»»
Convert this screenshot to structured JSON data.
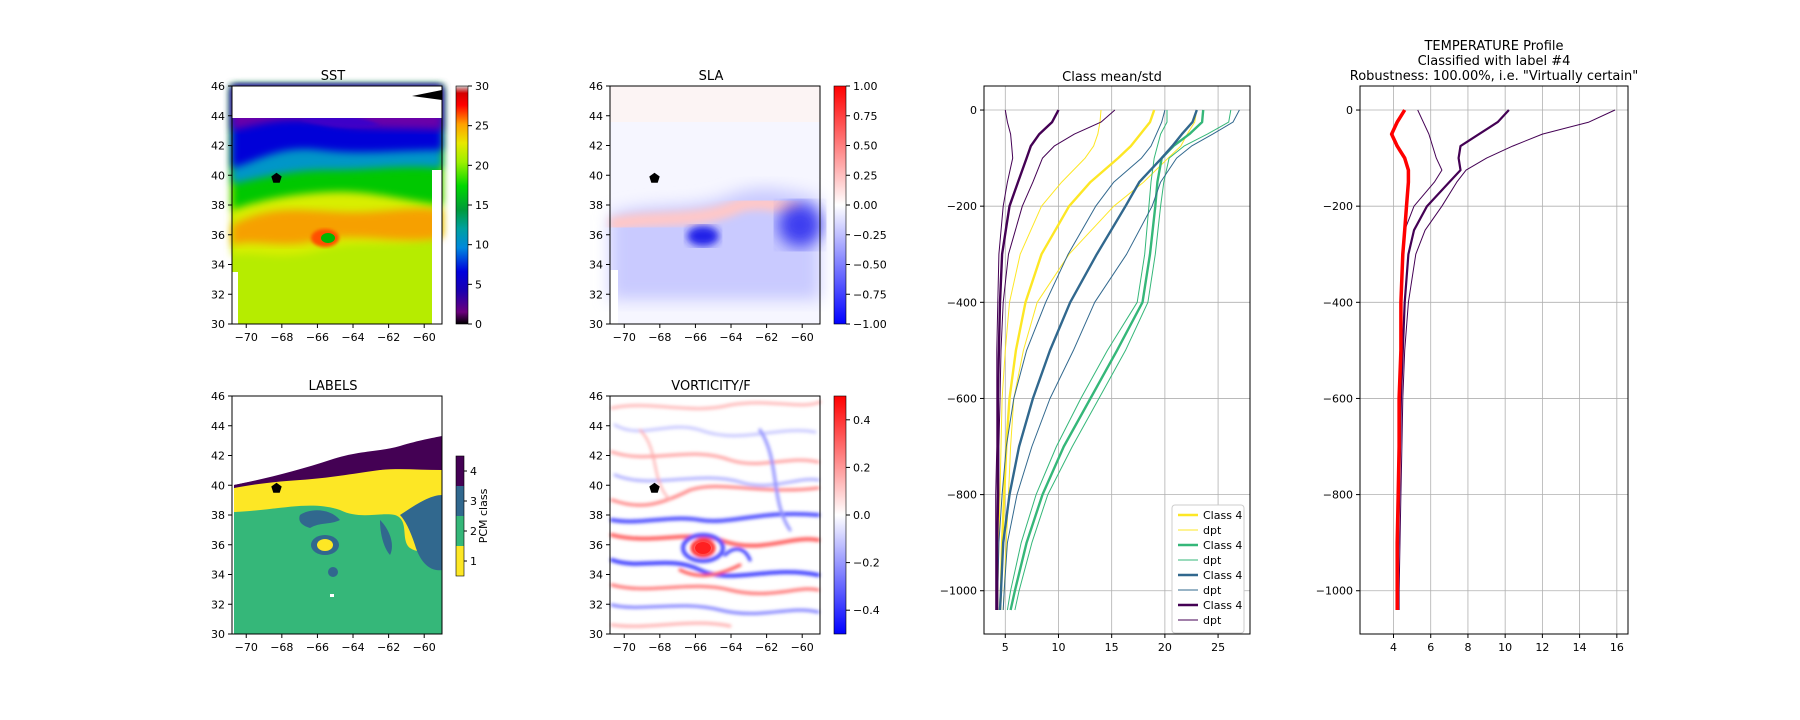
{
  "maps": {
    "sst": {
      "title": "SST",
      "cmap": "nipy_spectral",
      "vmin": 0,
      "vmax": 30,
      "cbar_ticks": [
        "0",
        "5",
        "10",
        "15",
        "20",
        "25",
        "30"
      ]
    },
    "sla": {
      "title": "SLA",
      "cmap": "bwr",
      "vmin": -1.0,
      "vmax": 1.0,
      "cbar_ticks": [
        "−1.00",
        "−0.75",
        "−0.50",
        "−0.25",
        "0.00",
        "0.25",
        "0.50",
        "0.75",
        "1.00"
      ]
    },
    "labels": {
      "title": "LABELS",
      "cbar_label": "PCM class",
      "cbar_ticks": [
        "1",
        "2",
        "3",
        "4"
      ],
      "class_colors": [
        "#fde725",
        "#35b779",
        "#31688e",
        "#440154"
      ]
    },
    "vorticity": {
      "title": "VORTICITY/F",
      "cmap": "bwr",
      "vmin": -0.5,
      "vmax": 0.5,
      "cbar_ticks": [
        "−0.4",
        "−0.2",
        "0.0",
        "0.2",
        "0.4"
      ]
    },
    "lon_ticks": [
      "−70",
      "−68",
      "−66",
      "−64",
      "−62",
      "−60"
    ],
    "lat_ticks": [
      "30",
      "32",
      "34",
      "36",
      "38",
      "40",
      "42",
      "44",
      "46"
    ],
    "marker": {
      "lon": -68.3,
      "lat": 39.8
    }
  },
  "chart_data": [
    {
      "type": "line",
      "title": "Class mean/std",
      "xlim": [
        3,
        28
      ],
      "ylim": [
        -1090,
        50
      ],
      "xticks": [
        "5",
        "10",
        "15",
        "20",
        "25"
      ],
      "yticks": [
        "0",
        "−200",
        "−400",
        "−600",
        "−800",
        "−1000"
      ],
      "grid": true,
      "legend": "lower-right",
      "legend_entries": [
        "Class 4",
        "dpt",
        "Class 4",
        "dpt",
        "Class 4",
        "dpt",
        "Class 4",
        "dpt"
      ],
      "depth": [
        0,
        -25,
        -50,
        -75,
        -100,
        -150,
        -200,
        -300,
        -400,
        -500,
        -600,
        -700,
        -800,
        -900,
        -1000,
        -1040
      ],
      "series": [
        {
          "name": "Class 4",
          "color": "#fde725",
          "mean": [
            19.0,
            18.6,
            17.7,
            16.8,
            15.6,
            13.0,
            11.0,
            8.4,
            6.9,
            6.0,
            5.4,
            5.1,
            4.9,
            4.7,
            4.6,
            4.5
          ],
          "lo": [
            14.0,
            13.9,
            13.7,
            13.3,
            12.5,
            10.3,
            8.4,
            6.4,
            5.4,
            5.0,
            4.7,
            4.6,
            4.5,
            4.4,
            4.3,
            4.3
          ],
          "hi": [
            23.0,
            22.8,
            22.1,
            21.5,
            20.3,
            18.0,
            15.2,
            11.0,
            8.0,
            6.7,
            5.8,
            5.5,
            5.3,
            5.1,
            4.9,
            4.8
          ]
        },
        {
          "name": "Class 4",
          "color": "#35b779",
          "mean": [
            23.6,
            23.5,
            22.3,
            20.8,
            19.7,
            19.3,
            19.1,
            18.6,
            17.9,
            15.5,
            13.0,
            10.5,
            8.5,
            7.0,
            5.9,
            5.5
          ],
          "lo": [
            20.2,
            20.2,
            19.6,
            19.3,
            19.0,
            18.7,
            18.5,
            18.1,
            17.4,
            14.6,
            12.1,
            9.8,
            7.9,
            6.5,
            5.5,
            5.2
          ],
          "hi": [
            26.2,
            26.0,
            24.0,
            21.8,
            20.4,
            19.9,
            19.6,
            19.1,
            18.4,
            16.3,
            13.8,
            11.3,
            9.0,
            7.5,
            6.3,
            5.9
          ]
        },
        {
          "name": "Class 4",
          "color": "#31688e",
          "mean": [
            23.0,
            22.6,
            21.6,
            20.7,
            19.7,
            17.6,
            16.3,
            13.6,
            11.1,
            9.2,
            7.6,
            6.3,
            5.4,
            4.8,
            4.6,
            4.5
          ],
          "lo": [
            20.0,
            19.7,
            19.2,
            18.7,
            17.8,
            15.2,
            13.5,
            10.9,
            8.8,
            7.0,
            5.8,
            5.1,
            4.7,
            4.4,
            4.3,
            4.3
          ],
          "hi": [
            27.0,
            26.4,
            24.5,
            22.5,
            21.1,
            19.6,
            18.8,
            16.4,
            13.4,
            11.4,
            9.2,
            7.5,
            6.1,
            5.2,
            4.9,
            4.8
          ]
        },
        {
          "name": "Class 4",
          "color": "#440154",
          "mean": [
            10.0,
            9.4,
            8.2,
            7.4,
            7.0,
            6.2,
            5.4,
            4.7,
            4.5,
            4.4,
            4.3,
            4.3,
            4.3,
            4.2,
            4.2,
            4.2
          ],
          "lo": [
            5.0,
            5.2,
            5.5,
            5.6,
            5.7,
            5.2,
            4.8,
            4.4,
            4.3,
            4.2,
            4.2,
            4.2,
            4.1,
            4.1,
            4.1,
            4.1
          ],
          "hi": [
            15.3,
            14.0,
            11.5,
            9.6,
            8.5,
            7.6,
            6.6,
            5.3,
            4.8,
            4.6,
            4.5,
            4.4,
            4.4,
            4.3,
            4.3,
            4.3
          ]
        }
      ]
    },
    {
      "type": "line",
      "title": "TEMPERATURE Profile",
      "subtitle1": "Classified with label #4",
      "subtitle2": "Robustness: 100.00%, i.e. \"Virtually certain\"",
      "xlim": [
        2.2,
        16.6
      ],
      "ylim": [
        -1090,
        50
      ],
      "xticks": [
        "4",
        "6",
        "8",
        "10",
        "12",
        "14",
        "16"
      ],
      "yticks": [
        "0",
        "−200",
        "−400",
        "−600",
        "−800",
        "−1000"
      ],
      "grid": true,
      "depth": [
        0,
        -25,
        -50,
        -75,
        -100,
        -125,
        -150,
        -200,
        -250,
        -300,
        -400,
        -500,
        -600,
        -700,
        -800,
        -900,
        -1000,
        -1040
      ],
      "profile": {
        "color": "#ff0000",
        "values": [
          4.6,
          4.2,
          3.9,
          4.2,
          4.6,
          4.8,
          4.8,
          4.7,
          4.6,
          4.5,
          4.4,
          4.4,
          4.3,
          4.3,
          4.25,
          4.2,
          4.2,
          4.2
        ]
      },
      "class_mean": {
        "color": "#440154",
        "mean": [
          10.2,
          9.6,
          8.6,
          7.6,
          7.5,
          7.6,
          7.0,
          5.8,
          5.1,
          4.8,
          4.6,
          4.5,
          4.4,
          4.35,
          4.3,
          4.25,
          4.2,
          4.2
        ],
        "lo": [
          5.3,
          5.6,
          5.9,
          6.1,
          6.3,
          6.6,
          6.2,
          5.1,
          4.6,
          4.5,
          4.4,
          4.35,
          4.3,
          4.3,
          4.25,
          4.2,
          4.15,
          4.15
        ],
        "hi": [
          15.9,
          14.5,
          12.0,
          10.4,
          9.0,
          7.9,
          7.4,
          6.6,
          5.7,
          5.2,
          4.8,
          4.6,
          4.5,
          4.45,
          4.4,
          4.35,
          4.3,
          4.3
        ]
      }
    }
  ]
}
««
▶ [What to work on]
Without the pictures, repeat the listing above exactly.

▶ [Result of the task]
Convert this screenshot to structured JSON data.
{
  "maps": {
    "sst": {
      "title": "SST",
      "cmap": "nipy_spectral",
      "vmin": 0,
      "vmax": 30,
      "cbar_ticks": [
        "0",
        "5",
        "10",
        "15",
        "20",
        "25",
        "30"
      ]
    },
    "sla": {
      "title": "SLA",
      "cmap": "bwr",
      "vmin": -1.0,
      "vmax": 1.0,
      "cbar_ticks": [
        "−1.00",
        "−0.75",
        "−0.50",
        "−0.25",
        "0.00",
        "0.25",
        "0.50",
        "0.75",
        "1.00"
      ]
    },
    "labels": {
      "title": "LABELS",
      "cbar_label": "PCM class",
      "cbar_ticks": [
        "1",
        "2",
        "3",
        "4"
      ],
      "class_colors": [
        "#fde725",
        "#35b779",
        "#31688e",
        "#440154"
      ]
    },
    "vorticity": {
      "title": "VORTICITY/F",
      "cmap": "bwr",
      "vmin": -0.5,
      "vmax": 0.5,
      "cbar_ticks": [
        "−0.4",
        "−0.2",
        "0.0",
        "0.2",
        "0.4"
      ]
    },
    "lon_ticks": [
      "−70",
      "−68",
      "−66",
      "−64",
      "−62",
      "−60"
    ],
    "lat_ticks": [
      "30",
      "32",
      "34",
      "36",
      "38",
      "40",
      "42",
      "44",
      "46"
    ],
    "marker": {
      "lon": -68.3,
      "lat": 39.8
    }
  },
  "chart_data": [
    {
      "type": "line",
      "title": "Class mean/std",
      "xlim": [
        3,
        28
      ],
      "ylim": [
        -1090,
        50
      ],
      "xticks": [
        "5",
        "10",
        "15",
        "20",
        "25"
      ],
      "yticks": [
        "0",
        "−200",
        "−400",
        "−600",
        "−800",
        "−1000"
      ],
      "grid": true,
      "legend": "lower-right",
      "legend_entries": [
        "Class 4",
        "dpt",
        "Class 4",
        "dpt",
        "Class 4",
        "dpt",
        "Class 4",
        "dpt"
      ],
      "depth": [
        0,
        -25,
        -50,
        -75,
        -100,
        -150,
        -200,
        -300,
        -400,
        -500,
        -600,
        -700,
        -800,
        -900,
        -1000,
        -1040
      ],
      "series": [
        {
          "name": "Class 4",
          "color": "#fde725",
          "mean": [
            19.0,
            18.6,
            17.7,
            16.8,
            15.6,
            13.0,
            11.0,
            8.4,
            6.9,
            6.0,
            5.4,
            5.1,
            4.9,
            4.7,
            4.6,
            4.5
          ],
          "lo": [
            14.0,
            13.9,
            13.7,
            13.3,
            12.5,
            10.3,
            8.4,
            6.4,
            5.4,
            5.0,
            4.7,
            4.6,
            4.5,
            4.4,
            4.3,
            4.3
          ],
          "hi": [
            23.0,
            22.8,
            22.1,
            21.5,
            20.3,
            18.0,
            15.2,
            11.0,
            8.0,
            6.7,
            5.8,
            5.5,
            5.3,
            5.1,
            4.9,
            4.8
          ]
        },
        {
          "name": "Class 4",
          "color": "#35b779",
          "mean": [
            23.6,
            23.5,
            22.3,
            20.8,
            19.7,
            19.3,
            19.1,
            18.6,
            17.9,
            15.5,
            13.0,
            10.5,
            8.5,
            7.0,
            5.9,
            5.5
          ],
          "lo": [
            20.2,
            20.2,
            19.6,
            19.3,
            19.0,
            18.7,
            18.5,
            18.1,
            17.4,
            14.6,
            12.1,
            9.8,
            7.9,
            6.5,
            5.5,
            5.2
          ],
          "hi": [
            26.2,
            26.0,
            24.0,
            21.8,
            20.4,
            19.9,
            19.6,
            19.1,
            18.4,
            16.3,
            13.8,
            11.3,
            9.0,
            7.5,
            6.3,
            5.9
          ]
        },
        {
          "name": "Class 4",
          "color": "#31688e",
          "mean": [
            23.0,
            22.6,
            21.6,
            20.7,
            19.7,
            17.6,
            16.3,
            13.6,
            11.1,
            9.2,
            7.6,
            6.3,
            5.4,
            4.8,
            4.6,
            4.5
          ],
          "lo": [
            20.0,
            19.7,
            19.2,
            18.7,
            17.8,
            15.2,
            13.5,
            10.9,
            8.8,
            7.0,
            5.8,
            5.1,
            4.7,
            4.4,
            4.3,
            4.3
          ],
          "hi": [
            27.0,
            26.4,
            24.5,
            22.5,
            21.1,
            19.6,
            18.8,
            16.4,
            13.4,
            11.4,
            9.2,
            7.5,
            6.1,
            5.2,
            4.9,
            4.8
          ]
        },
        {
          "name": "Class 4",
          "color": "#440154",
          "mean": [
            10.0,
            9.4,
            8.2,
            7.4,
            7.0,
            6.2,
            5.4,
            4.7,
            4.5,
            4.4,
            4.3,
            4.3,
            4.3,
            4.2,
            4.2,
            4.2
          ],
          "lo": [
            5.0,
            5.2,
            5.5,
            5.6,
            5.7,
            5.2,
            4.8,
            4.4,
            4.3,
            4.2,
            4.2,
            4.2,
            4.1,
            4.1,
            4.1,
            4.1
          ],
          "hi": [
            15.3,
            14.0,
            11.5,
            9.6,
            8.5,
            7.6,
            6.6,
            5.3,
            4.8,
            4.6,
            4.5,
            4.4,
            4.4,
            4.3,
            4.3,
            4.3
          ]
        }
      ]
    },
    {
      "type": "line",
      "title": "TEMPERATURE Profile",
      "subtitle1": "Classified with label #4",
      "subtitle2": "Robustness: 100.00%, i.e. \"Virtually certain\"",
      "xlim": [
        2.2,
        16.6
      ],
      "ylim": [
        -1090,
        50
      ],
      "xticks": [
        "4",
        "6",
        "8",
        "10",
        "12",
        "14",
        "16"
      ],
      "yticks": [
        "0",
        "−200",
        "−400",
        "−600",
        "−800",
        "−1000"
      ],
      "grid": true,
      "depth": [
        0,
        -25,
        -50,
        -75,
        -100,
        -125,
        -150,
        -200,
        -250,
        -300,
        -400,
        -500,
        -600,
        -700,
        -800,
        -900,
        -1000,
        -1040
      ],
      "profile": {
        "color": "#ff0000",
        "values": [
          4.6,
          4.2,
          3.9,
          4.2,
          4.6,
          4.8,
          4.8,
          4.7,
          4.6,
          4.5,
          4.4,
          4.4,
          4.3,
          4.3,
          4.25,
          4.2,
          4.2,
          4.2
        ]
      },
      "class_mean": {
        "color": "#440154",
        "mean": [
          10.2,
          9.6,
          8.6,
          7.6,
          7.5,
          7.6,
          7.0,
          5.8,
          5.1,
          4.8,
          4.6,
          4.5,
          4.4,
          4.35,
          4.3,
          4.25,
          4.2,
          4.2
        ],
        "lo": [
          5.3,
          5.6,
          5.9,
          6.1,
          6.3,
          6.6,
          6.2,
          5.1,
          4.6,
          4.5,
          4.4,
          4.35,
          4.3,
          4.3,
          4.25,
          4.2,
          4.15,
          4.15
        ],
        "hi": [
          15.9,
          14.5,
          12.0,
          10.4,
          9.0,
          7.9,
          7.4,
          6.6,
          5.7,
          5.2,
          4.8,
          4.6,
          4.5,
          4.45,
          4.4,
          4.35,
          4.3,
          4.3
        ]
      }
    }
  ]
}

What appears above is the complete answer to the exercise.